▸ **PROVIDED RECORDS**:
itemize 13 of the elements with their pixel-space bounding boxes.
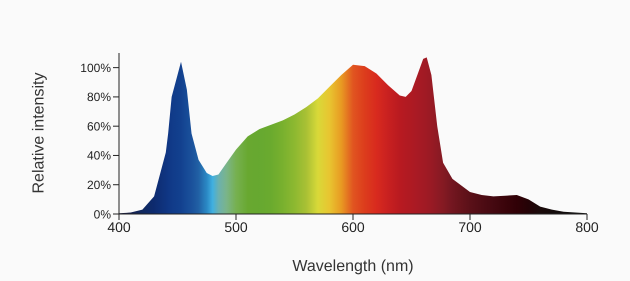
x-tick-label: 400 [107,218,131,235]
y-tick-label: 40% [86,148,112,163]
x-tick-label: 700 [458,218,482,235]
x-tick-label: 800 [575,218,599,235]
y-axis-title: Relative intensity [30,72,48,194]
x-tick-label: 600 [341,218,365,235]
x-axis-title: Wavelength (nm) [292,258,414,275]
y-tick-label: 0% [94,207,112,222]
y-tick-label: 60% [86,119,112,134]
y-tick-label: 20% [86,178,112,192]
y-tick-label: 80% [86,90,112,104]
y-tick-label: 100% [80,60,112,75]
x-tick-label: 500 [224,218,248,235]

▸ **YOUR TASK**:
Update the listing by replacing "Relative intensity" with "Normalized intensity" and keeping everything else the same. Omit the picture from your answer.

▸ **FINISHED ANSWER**:
itemize 13 of the elements with their pixel-space bounding boxes.
x-tick-label: 400 [107,218,131,235]
y-tick-label: 40% [86,148,112,163]
x-tick-label: 700 [458,218,482,235]
x-tick-label: 800 [575,218,599,235]
y-axis-title: Normalized intensity [30,72,48,194]
x-tick-label: 600 [341,218,365,235]
x-axis-title: Wavelength (nm) [292,258,414,275]
y-tick-label: 0% [94,207,112,222]
y-tick-label: 60% [86,119,112,134]
y-tick-label: 20% [86,178,112,192]
y-tick-label: 80% [86,90,112,104]
y-tick-label: 100% [80,60,112,75]
x-tick-label: 500 [224,218,248,235]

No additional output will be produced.